## The request:
Collect every line of the records below that contains the word "text".

Stored records:
▶

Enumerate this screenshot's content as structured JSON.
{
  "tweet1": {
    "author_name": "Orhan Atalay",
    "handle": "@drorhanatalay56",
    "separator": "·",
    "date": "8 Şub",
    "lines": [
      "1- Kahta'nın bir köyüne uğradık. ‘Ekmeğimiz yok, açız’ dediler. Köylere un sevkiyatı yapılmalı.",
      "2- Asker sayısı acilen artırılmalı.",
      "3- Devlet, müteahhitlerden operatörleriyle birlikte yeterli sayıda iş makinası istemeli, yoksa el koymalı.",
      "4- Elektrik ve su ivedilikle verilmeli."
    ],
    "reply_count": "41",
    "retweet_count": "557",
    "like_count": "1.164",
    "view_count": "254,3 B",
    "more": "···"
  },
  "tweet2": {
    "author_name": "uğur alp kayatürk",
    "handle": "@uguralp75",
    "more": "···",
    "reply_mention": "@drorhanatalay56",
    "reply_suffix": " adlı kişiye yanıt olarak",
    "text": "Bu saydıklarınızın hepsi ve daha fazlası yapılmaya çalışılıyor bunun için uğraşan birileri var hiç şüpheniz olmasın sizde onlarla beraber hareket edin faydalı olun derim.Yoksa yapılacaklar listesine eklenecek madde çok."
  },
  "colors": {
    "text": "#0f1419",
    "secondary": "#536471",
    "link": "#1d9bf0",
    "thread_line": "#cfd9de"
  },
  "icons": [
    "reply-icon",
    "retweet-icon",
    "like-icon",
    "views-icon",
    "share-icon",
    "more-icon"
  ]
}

◀

## Output below:
    "text": "Bu saydıklarınızın hepsi ve daha fazlası yapılmaya çalışılıyor bunun için uğraşan birileri var hiç şüpheniz olmasın sizde onlarla beraber hareket edin faydalı olun derim.Yoksa yapılacaklar listesine eklenecek madde çok."
    "text": "#0f1419",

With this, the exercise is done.